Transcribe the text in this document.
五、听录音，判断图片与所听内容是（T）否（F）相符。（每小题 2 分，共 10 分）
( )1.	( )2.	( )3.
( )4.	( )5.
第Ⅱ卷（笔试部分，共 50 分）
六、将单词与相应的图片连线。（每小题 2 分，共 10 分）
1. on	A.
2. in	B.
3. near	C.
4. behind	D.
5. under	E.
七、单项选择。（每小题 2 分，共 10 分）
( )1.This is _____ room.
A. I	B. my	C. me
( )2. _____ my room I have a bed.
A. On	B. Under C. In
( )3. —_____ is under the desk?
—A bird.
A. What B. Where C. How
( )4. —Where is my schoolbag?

▶ **Short task**: Reproduce all the data word for word.

▶ **Answer below**:
Transcribe the text in this document.
五、听录音，判断图片与所听内容是（T）否（F）相符。（每小题 2 分，共 10 分）
( )1.	( )2.	( )3.
( )4.	( )5.
第Ⅱ卷（笔试部分，共 50 分）
六、将单词与相应的图片连线。（每小题 2 分，共 10 分）
1. on	A.
2. in	B.
3. near	C.
4. behind	D.
5. under	E.
七、单项选择。（每小题 2 分，共 10 分）
( )1.This is _____ room.
A. I	B. my	C. me
( )2. _____ my room I have a bed.
A. On	B. Under C. In
( )3. —_____ is under the desk?
—A bird.
A. What B. Where C. How
( )4. —Where is my schoolbag?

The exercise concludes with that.